*** Input ***

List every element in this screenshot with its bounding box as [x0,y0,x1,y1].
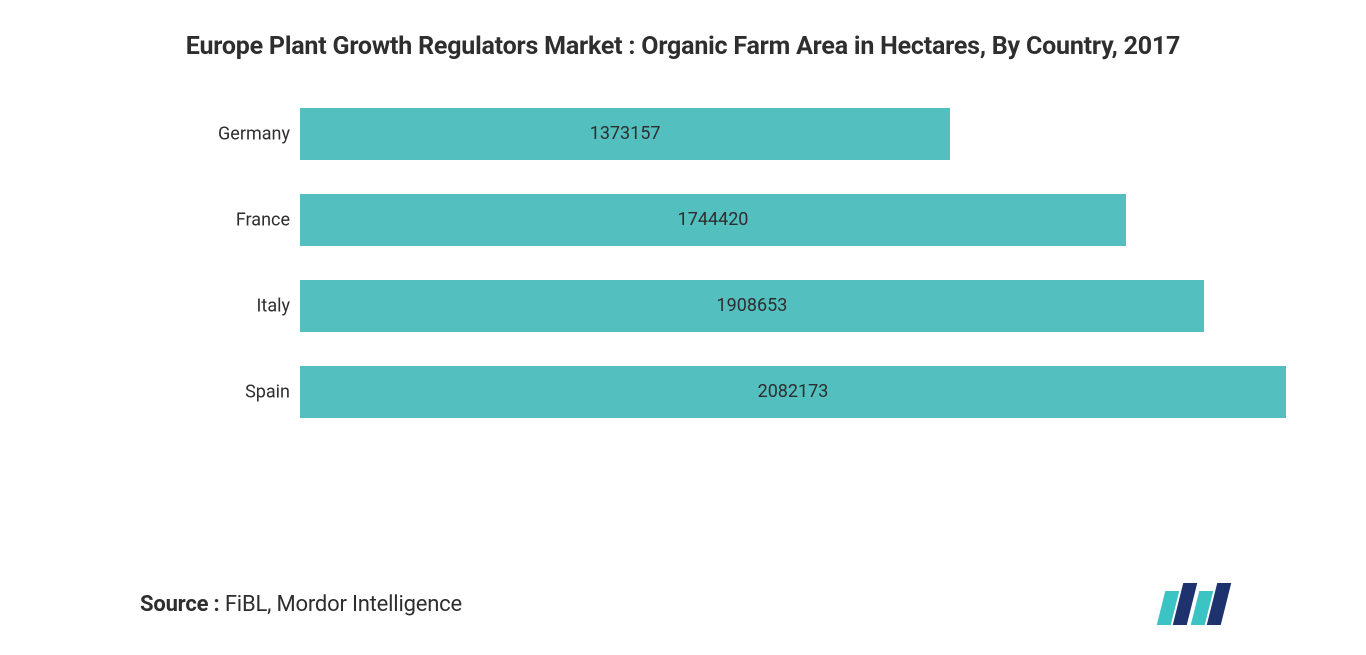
bar-label: Spain [40,381,290,402]
bar-value: 1744420 [678,209,749,230]
chart-footer: Source : FiBL, Mordor Intelligence [0,573,1366,655]
logo-bar [1207,583,1231,625]
bar-label: Germany [40,123,290,144]
bar-row-spain: Spain 2082173 [300,366,1286,418]
bar-label: Italy [40,295,290,316]
chart-title: Europe Plant Growth Regulators Market : … [40,28,1326,76]
bar: 1373157 [300,108,950,160]
bar-value: 2082173 [758,381,829,402]
bar-row-germany: Germany 1373157 [300,108,1286,160]
logo-bars [1161,583,1226,625]
bar: 2082173 [300,366,1286,418]
bar: 1908653 [300,280,1204,332]
bar-value: 1373157 [590,123,661,144]
source-line: Source : FiBL, Mordor Intelligence [140,592,462,617]
source-text: FiBL, Mordor Intelligence [225,592,462,617]
chart-container: Europe Plant Growth Regulators Market : … [0,0,1366,655]
bar-row-italy: Italy 1908653 [300,280,1286,332]
bars-wrap: Germany 1373157 France 1744420 Italy 190… [40,108,1326,418]
mordor-logo-icon [1161,583,1226,625]
bar-label: France [40,209,290,230]
bar-value: 1908653 [717,295,788,316]
bar: 1744420 [300,194,1126,246]
chart-area: Germany 1373157 France 1744420 Italy 190… [40,108,1326,636]
bar-row-france: France 1744420 [300,194,1286,246]
source-label: Source : [140,592,225,617]
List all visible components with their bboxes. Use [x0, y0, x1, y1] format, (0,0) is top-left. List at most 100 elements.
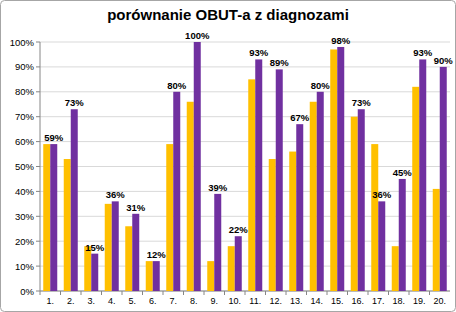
data-label: 80%: [311, 80, 331, 91]
bar: [351, 117, 358, 291]
bar: [84, 246, 91, 291]
x-tick: [204, 291, 205, 295]
bar: [392, 246, 399, 291]
x-tick: [347, 291, 348, 295]
data-label: 93%: [249, 47, 269, 58]
grid-line: [40, 141, 450, 142]
data-label: 15%: [85, 242, 105, 253]
data-label: 36%: [106, 189, 126, 200]
grid-line: [40, 42, 450, 43]
bar: [194, 42, 201, 291]
y-axis: 0%10%20%30%40%50%60%70%80%90%100%: [10, 37, 450, 297]
y-tick: [36, 291, 40, 292]
x-tick-label: 14.: [310, 296, 323, 306]
y-tick: [36, 116, 40, 117]
y-tick-label: 60%: [15, 136, 35, 147]
x-tick: [60, 291, 61, 295]
x-tick-label: 12.: [269, 296, 282, 306]
bar: [433, 189, 440, 291]
data-label: 12%: [147, 249, 167, 260]
bar: [146, 261, 153, 291]
bar: [255, 59, 262, 291]
x-tick-label: 20.: [433, 296, 446, 306]
x-tick: [183, 291, 184, 295]
y-tick: [36, 42, 40, 43]
x-tick: [265, 291, 266, 295]
bar: [358, 109, 365, 291]
bar: [248, 79, 255, 291]
title: porównanie OBUT-a z diagnozami: [107, 6, 349, 23]
bar: [187, 102, 194, 291]
grid-line: [40, 116, 450, 117]
bar: [276, 69, 283, 291]
bar: [399, 179, 406, 291]
x-axis: 1.2.3.4.5.6.7.8.9.10.11.12.13.14.15.16.1…: [40, 291, 446, 306]
x-tick: [429, 291, 430, 295]
chart: porównanie OBUT-a z diagnozami 0% 10% 20% 30…: [0, 0, 456, 312]
y-axis-line: [40, 42, 41, 291]
x-tick-label: 15.: [331, 296, 344, 306]
bar: [153, 261, 160, 291]
bar: [112, 201, 119, 291]
x-tick-label: 10.: [228, 296, 241, 306]
data-label: 100%: [185, 30, 210, 41]
y-tick: [36, 191, 40, 192]
grid-line: [40, 66, 450, 67]
x-tick-label: 16.: [351, 296, 364, 306]
y-tick-label: 20%: [15, 236, 35, 247]
bar: [64, 159, 71, 291]
y-tick: [36, 141, 40, 142]
data-label: 67%: [290, 112, 310, 123]
x-tick-label: 1.: [46, 296, 54, 306]
x-tick-label: 7.: [169, 296, 177, 306]
bar: [235, 236, 242, 291]
y-tick: [36, 266, 40, 267]
y-tick-label: 100%: [10, 37, 35, 48]
grid-line: [40, 216, 450, 217]
bar: [228, 246, 235, 291]
bar: [337, 47, 344, 291]
bar: [419, 59, 426, 291]
data-label: 45%: [393, 167, 413, 178]
bar: [50, 144, 57, 291]
bar: [43, 144, 50, 291]
x-tick: [368, 291, 369, 295]
y-tick: [36, 166, 40, 167]
data-label: 93%: [413, 47, 433, 58]
bar: [317, 92, 324, 291]
data-label: 90%: [434, 55, 454, 66]
y-tick-label: 80%: [15, 86, 35, 97]
y-tick-label: 30%: [15, 211, 35, 222]
y-tick-label: 90%: [15, 61, 35, 72]
data-labels: 59%73%15%36%31%12%80%100%39%22%93%89%67%…: [44, 30, 453, 260]
x-tick-label: 6.: [149, 296, 157, 306]
y-tick-label: 0%: [20, 286, 34, 297]
bar: [105, 204, 112, 291]
x-tick: [388, 291, 389, 295]
bar: [310, 102, 317, 291]
grid-line: [40, 266, 450, 267]
data-label: 36%: [372, 189, 392, 200]
x-tick-label: 17.: [372, 296, 385, 306]
bar: [330, 49, 337, 291]
x-tick: [122, 291, 123, 295]
grid-line: [40, 166, 450, 167]
bar: [71, 109, 78, 291]
x-tick: [81, 291, 82, 295]
y-tick-label: 40%: [15, 186, 35, 197]
x-tick-label: 18.: [392, 296, 405, 306]
y-tick: [36, 91, 40, 92]
bar: [214, 194, 221, 291]
bar: [378, 201, 385, 291]
x-tick: [142, 291, 143, 295]
bar: [207, 261, 214, 291]
chart-frame: [1, 1, 456, 312]
x-tick: [40, 291, 41, 295]
bar: [166, 144, 173, 291]
x-tick: [245, 291, 246, 295]
data-label: 80%: [167, 80, 187, 91]
y-tick-label: 50%: [15, 161, 35, 172]
y-tick-label: 10%: [15, 261, 35, 272]
bar: [289, 152, 296, 291]
bar: [371, 144, 378, 291]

***

▸ Goal of the exercise
Reproduce every line of the material above without any changes, leaving out the pictures.

▸ Task solution
List every element in this screenshot with its bounding box as [x0,y0,x1,y1].
bar-label: Spain [40,381,290,402]
bar-value: 1744420 [678,209,749,230]
chart-footer: Source : FiBL, Mordor Intelligence [0,573,1366,655]
logo-bar [1207,583,1231,625]
bar-label: Germany [40,123,290,144]
bar-row-spain: Spain 2082173 [300,366,1286,418]
bar-label: Italy [40,295,290,316]
chart-title: Europe Plant Growth Regulators Market : … [40,28,1326,76]
bar: 1373157 [300,108,950,160]
bar-value: 2082173 [758,381,829,402]
bar-row-germany: Germany 1373157 [300,108,1286,160]
logo-bars [1161,583,1226,625]
bar: 2082173 [300,366,1286,418]
bar: 1908653 [300,280,1204,332]
bar-value: 1373157 [590,123,661,144]
source-line: Source : FiBL, Mordor Intelligence [140,592,462,617]
source-text: FiBL, Mordor Intelligence [225,592,462,617]
chart-container: Europe Plant Growth Regulators Market : … [0,0,1366,655]
bar-row-italy: Italy 1908653 [300,280,1286,332]
bars-wrap: Germany 1373157 France 1744420 Italy 190… [40,108,1326,418]
mordor-logo-icon [1161,583,1226,625]
bar-label: France [40,209,290,230]
bar-value: 1908653 [717,295,788,316]
bar: 1744420 [300,194,1126,246]
chart-area: Germany 1373157 France 1744420 Italy 190… [40,108,1326,636]
bar-row-france: France 1744420 [300,194,1286,246]
source-label: Source : [140,592,225,617]
List all visible components with their bboxes. Use [x0, y0, x1, y1] format, (0,0) is top-left. List at most 100 elements.
data-label: 80%: [311, 80, 331, 91]
bar: [351, 117, 358, 291]
bar: [84, 246, 91, 291]
x-tick: [204, 291, 205, 295]
bar: [392, 246, 399, 291]
x-tick: [347, 291, 348, 295]
data-label: 93%: [249, 47, 269, 58]
grid-line: [40, 141, 450, 142]
data-label: 15%: [85, 242, 105, 253]
data-label: 36%: [106, 189, 126, 200]
grid-line: [40, 42, 450, 43]
bar: [194, 42, 201, 291]
y-axis: 0%10%20%30%40%50%60%70%80%90%100%: [10, 37, 450, 297]
y-tick: [36, 291, 40, 292]
x-tick-label: 14.: [310, 296, 323, 306]
y-tick: [36, 116, 40, 117]
y-tick-label: 60%: [15, 136, 35, 147]
x-tick: [60, 291, 61, 295]
x-tick-label: 12.: [269, 296, 282, 306]
bar: [433, 189, 440, 291]
data-label: 12%: [147, 249, 167, 260]
bar: [146, 261, 153, 291]
bar: [255, 59, 262, 291]
x-tick-label: 20.: [433, 296, 446, 306]
x-tick: [183, 291, 184, 295]
y-tick: [36, 42, 40, 43]
x-tick: [265, 291, 266, 295]
bar: [358, 109, 365, 291]
bar: [248, 79, 255, 291]
title: porównanie OBUT-a z diagnozami: [107, 6, 349, 23]
bar: [187, 102, 194, 291]
grid-line: [40, 116, 450, 117]
bar: [276, 69, 283, 291]
bar: [399, 179, 406, 291]
x-axis: 1.2.3.4.5.6.7.8.9.10.11.12.13.14.15.16.1…: [40, 291, 446, 306]
x-tick: [429, 291, 430, 295]
chart: porównanie OBUT-a z diagnozami 0% 10% 20% 30…: [0, 0, 456, 312]
y-axis-line: [40, 42, 41, 291]
x-tick-label: 15.: [331, 296, 344, 306]
bar: [153, 261, 160, 291]
bar: [112, 201, 119, 291]
x-tick-label: 10.: [228, 296, 241, 306]
data-label: 100%: [185, 30, 210, 41]
y-tick: [36, 191, 40, 192]
grid-line: [40, 66, 450, 67]
x-tick-label: 16.: [351, 296, 364, 306]
y-tick-label: 20%: [15, 236, 35, 247]
bar: [64, 159, 71, 291]
y-tick: [36, 141, 40, 142]
data-label: 67%: [290, 112, 310, 123]
x-tick-label: 1.: [46, 296, 54, 306]
x-tick-label: 7.: [169, 296, 177, 306]
bar: [235, 236, 242, 291]
y-tick: [36, 266, 40, 267]
y-tick-label: 100%: [10, 37, 35, 48]
grid-line: [40, 216, 450, 217]
bar: [228, 246, 235, 291]
bar: [337, 47, 344, 291]
bar: [419, 59, 426, 291]
data-label: 45%: [393, 167, 413, 178]
bar: [50, 144, 57, 291]
bar: [43, 144, 50, 291]
x-tick: [368, 291, 369, 295]
y-tick: [36, 166, 40, 167]
data-label: 93%: [413, 47, 433, 58]
bar: [317, 92, 324, 291]
data-label: 90%: [434, 55, 454, 66]
y-tick-label: 80%: [15, 86, 35, 97]
y-tick-label: 30%: [15, 211, 35, 222]
y-tick-label: 90%: [15, 61, 35, 72]
data-labels: 59%73%15%36%31%12%80%100%39%22%93%89%67%…: [44, 30, 453, 260]
x-tick-label: 6.: [149, 296, 157, 306]
y-tick-label: 0%: [20, 286, 34, 297]
bar: [105, 204, 112, 291]
x-tick: [388, 291, 389, 295]
bar: [310, 102, 317, 291]
grid-line: [40, 266, 450, 267]
data-label: 36%: [372, 189, 392, 200]
x-tick-label: 17.: [372, 296, 385, 306]
bar: [330, 49, 337, 291]
x-tick: [122, 291, 123, 295]
grid-line: [40, 166, 450, 167]
bar: [71, 109, 78, 291]
x-tick: [81, 291, 82, 295]
y-tick-label: 40%: [15, 186, 35, 197]
x-tick-label: 18.: [392, 296, 405, 306]
y-tick: [36, 91, 40, 92]
bar: [214, 194, 221, 291]
bar: [378, 201, 385, 291]
x-tick: [142, 291, 143, 295]
bar: [207, 261, 214, 291]
chart-frame: [1, 1, 456, 312]
x-tick: [40, 291, 41, 295]
bar: [166, 144, 173, 291]
x-tick: [245, 291, 246, 295]
data-label: 80%: [167, 80, 187, 91]
y-tick-label: 50%: [15, 161, 35, 172]
y-tick-label: 10%: [15, 261, 35, 272]
bar: [289, 152, 296, 291]
bar: [371, 144, 378, 291]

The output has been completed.